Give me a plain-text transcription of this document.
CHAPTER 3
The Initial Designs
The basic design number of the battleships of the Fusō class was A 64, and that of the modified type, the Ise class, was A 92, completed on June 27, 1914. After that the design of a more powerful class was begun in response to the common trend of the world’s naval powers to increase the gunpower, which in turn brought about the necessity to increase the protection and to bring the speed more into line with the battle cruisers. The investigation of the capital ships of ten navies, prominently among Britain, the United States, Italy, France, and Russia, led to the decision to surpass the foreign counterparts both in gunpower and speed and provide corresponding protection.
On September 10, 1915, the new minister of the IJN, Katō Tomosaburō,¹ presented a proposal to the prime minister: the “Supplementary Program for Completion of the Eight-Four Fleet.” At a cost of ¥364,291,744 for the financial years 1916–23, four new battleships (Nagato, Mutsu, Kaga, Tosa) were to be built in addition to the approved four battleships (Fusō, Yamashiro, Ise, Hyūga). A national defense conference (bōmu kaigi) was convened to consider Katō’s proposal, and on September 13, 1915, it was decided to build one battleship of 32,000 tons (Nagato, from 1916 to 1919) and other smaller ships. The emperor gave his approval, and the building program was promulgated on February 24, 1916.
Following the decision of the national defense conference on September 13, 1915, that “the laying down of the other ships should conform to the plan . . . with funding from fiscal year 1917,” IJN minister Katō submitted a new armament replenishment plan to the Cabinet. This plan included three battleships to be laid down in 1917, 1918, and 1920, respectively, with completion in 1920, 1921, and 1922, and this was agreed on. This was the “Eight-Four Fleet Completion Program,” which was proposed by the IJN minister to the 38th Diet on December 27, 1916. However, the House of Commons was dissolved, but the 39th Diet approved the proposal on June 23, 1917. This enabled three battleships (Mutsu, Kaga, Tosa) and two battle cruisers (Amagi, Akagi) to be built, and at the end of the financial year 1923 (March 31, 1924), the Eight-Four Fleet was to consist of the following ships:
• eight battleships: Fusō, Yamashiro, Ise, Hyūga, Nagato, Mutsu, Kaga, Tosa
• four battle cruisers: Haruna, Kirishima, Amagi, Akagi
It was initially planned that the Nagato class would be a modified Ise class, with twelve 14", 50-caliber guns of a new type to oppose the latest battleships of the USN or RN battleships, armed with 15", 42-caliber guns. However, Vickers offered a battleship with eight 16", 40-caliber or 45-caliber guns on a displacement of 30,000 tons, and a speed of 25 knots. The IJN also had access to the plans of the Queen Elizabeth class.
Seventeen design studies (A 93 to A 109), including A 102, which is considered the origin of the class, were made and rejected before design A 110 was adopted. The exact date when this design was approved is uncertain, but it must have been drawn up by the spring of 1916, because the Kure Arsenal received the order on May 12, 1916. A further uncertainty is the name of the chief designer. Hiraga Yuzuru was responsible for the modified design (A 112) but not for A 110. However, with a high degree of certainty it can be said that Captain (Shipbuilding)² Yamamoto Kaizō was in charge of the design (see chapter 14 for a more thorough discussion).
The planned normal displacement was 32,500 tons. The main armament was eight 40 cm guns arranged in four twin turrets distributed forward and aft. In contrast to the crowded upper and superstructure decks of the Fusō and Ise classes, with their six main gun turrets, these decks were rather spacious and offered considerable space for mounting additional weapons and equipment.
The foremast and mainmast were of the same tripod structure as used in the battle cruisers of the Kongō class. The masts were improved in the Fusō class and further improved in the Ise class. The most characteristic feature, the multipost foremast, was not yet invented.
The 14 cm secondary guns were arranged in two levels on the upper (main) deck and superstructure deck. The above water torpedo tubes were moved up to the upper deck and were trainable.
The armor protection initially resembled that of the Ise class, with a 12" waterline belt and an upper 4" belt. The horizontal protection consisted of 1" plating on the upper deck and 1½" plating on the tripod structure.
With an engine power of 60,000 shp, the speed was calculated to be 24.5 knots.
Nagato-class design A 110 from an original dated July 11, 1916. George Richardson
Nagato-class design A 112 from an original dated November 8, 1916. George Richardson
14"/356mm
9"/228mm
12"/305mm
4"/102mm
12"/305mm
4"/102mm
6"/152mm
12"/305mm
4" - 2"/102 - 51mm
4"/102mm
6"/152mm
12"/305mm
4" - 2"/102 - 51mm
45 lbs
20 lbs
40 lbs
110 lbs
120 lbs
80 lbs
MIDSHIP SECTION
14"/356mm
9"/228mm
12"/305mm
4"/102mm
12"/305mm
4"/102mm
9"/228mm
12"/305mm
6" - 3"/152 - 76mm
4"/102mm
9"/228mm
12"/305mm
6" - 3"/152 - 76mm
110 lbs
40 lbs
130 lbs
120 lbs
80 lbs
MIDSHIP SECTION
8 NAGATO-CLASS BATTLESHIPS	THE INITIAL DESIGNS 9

###

» OBJECTIVE
Reproduce the material above exactly; please quote every line of it.

» FULL OUTPUT
Give me a plain-text transcription of this document.
CHAPTER 3
The Initial Designs
The basic design number of the battleships of the Fusō class was A 64, and that of the modified type, the Ise class, was A 92, completed on June 27, 1914. After that the design of a more powerful class was begun in response to the common trend of the world’s naval powers to increase the gunpower, which in turn brought about the necessity to increase the protection and to bring the speed more into line with the battle cruisers. The investigation of the capital ships of ten navies, prominently among Britain, the United States, Italy, France, and Russia, led to the decision to surpass the foreign counterparts both in gunpower and speed and provide corresponding protection.
On September 10, 1915, the new minister of the IJN, Katō Tomosaburō,¹ presented a proposal to the prime minister: the “Supplementary Program for Completion of the Eight-Four Fleet.” At a cost of ¥364,291,744 for the financial years 1916–23, four new battleships (Nagato, Mutsu, Kaga, Tosa) were to be built in addition to the approved four battleships (Fusō, Yamashiro, Ise, Hyūga). A national defense conference (bōmu kaigi) was convened to consider Katō’s proposal, and on September 13, 1915, it was decided to build one battleship of 32,000 tons (Nagato, from 1916 to 1919) and other smaller ships. The emperor gave his approval, and the building program was promulgated on February 24, 1916.
Following the decision of the national defense conference on September 13, 1915, that “the laying down of the other ships should conform to the plan . . . with funding from fiscal year 1917,” IJN minister Katō submitted a new armament replenishment plan to the Cabinet. This plan included three battleships to be laid down in 1917, 1918, and 1920, respectively, with completion in 1920, 1921, and 1922, and this was agreed on. This was the “Eight-Four Fleet Completion Program,” which was proposed by the IJN minister to the 38th Diet on December 27, 1916. However, the House of Commons was dissolved, but the 39th Diet approved the proposal on June 23, 1917. This enabled three battleships (Mutsu, Kaga, Tosa) and two battle cruisers (Amagi, Akagi) to be built, and at the end of the financial year 1923 (March 31, 1924), the Eight-Four Fleet was to consist of the following ships:
• eight battleships: Fusō, Yamashiro, Ise, Hyūga, Nagato, Mutsu, Kaga, Tosa
• four battle cruisers: Haruna, Kirishima, Amagi, Akagi
It was initially planned that the Nagato class would be a modified Ise class, with twelve 14", 50-caliber guns of a new type to oppose the latest battleships of the USN or RN battleships, armed with 15", 42-caliber guns. However, Vickers offered a battleship with eight 16", 40-caliber or 45-caliber guns on a displacement of 30,000 tons, and a speed of 25 knots. The IJN also had access to the plans of the Queen Elizabeth class.
Seventeen design studies (A 93 to A 109), including A 102, which is considered the origin of the class, were made and rejected before design A 110 was adopted. The exact date when this design was approved is uncertain, but it must have been drawn up by the spring of 1916, because the Kure Arsenal received the order on May 12, 1916. A further uncertainty is the name of the chief designer. Hiraga Yuzuru was responsible for the modified design (A 112) but not for A 110. However, with a high degree of certainty it can be said that Captain (Shipbuilding)² Yamamoto Kaizō was in charge of the design (see chapter 14 for a more thorough discussion).
The planned normal displacement was 32,500 tons. The main armament was eight 40 cm guns arranged in four twin turrets distributed forward and aft. In contrast to the crowded upper and superstructure decks of the Fusō and Ise classes, with their six main gun turrets, these decks were rather spacious and offered considerable space for mounting additional weapons and equipment.
The foremast and mainmast were of the same tripod structure as used in the battle cruisers of the Kongō class. The masts were improved in the Fusō class and further improved in the Ise class. The most characteristic feature, the multipost foremast, was not yet invented.
The 14 cm secondary guns were arranged in two levels on the upper (main) deck and superstructure deck. The above water torpedo tubes were moved up to the upper deck and were trainable.
The armor protection initially resembled that of the Ise class, with a 12" waterline belt and an upper 4" belt. The horizontal protection consisted of 1" plating on the upper deck and 1½" plating on the tripod structure.
With an engine power of 60,000 shp, the speed was calculated to be 24.5 knots.
Nagato-class design A 110 from an original dated July 11, 1916. George Richardson
Nagato-class design A 112 from an original dated November 8, 1916. George Richardson
14"/356mm
9"/228mm
12"/305mm
4"/102mm
12"/305mm
4"/102mm
6"/152mm
12"/305mm
4" - 2"/102 - 51mm
4"/102mm
6"/152mm
12"/305mm
4" - 2"/102 - 51mm
45 lbs
20 lbs
40 lbs
110 lbs
120 lbs
80 lbs
MIDSHIP SECTION
14"/356mm
9"/228mm
12"/305mm
4"/102mm
12"/305mm
4"/102mm
9"/228mm
12"/305mm
6" - 3"/152 - 76mm
4"/102mm
9"/228mm
12"/305mm
6" - 3"/152 - 76mm
110 lbs
40 lbs
130 lbs
120 lbs
80 lbs
MIDSHIP SECTION
8 NAGATO-CLASS BATTLESHIPS	THE INITIAL DESIGNS 9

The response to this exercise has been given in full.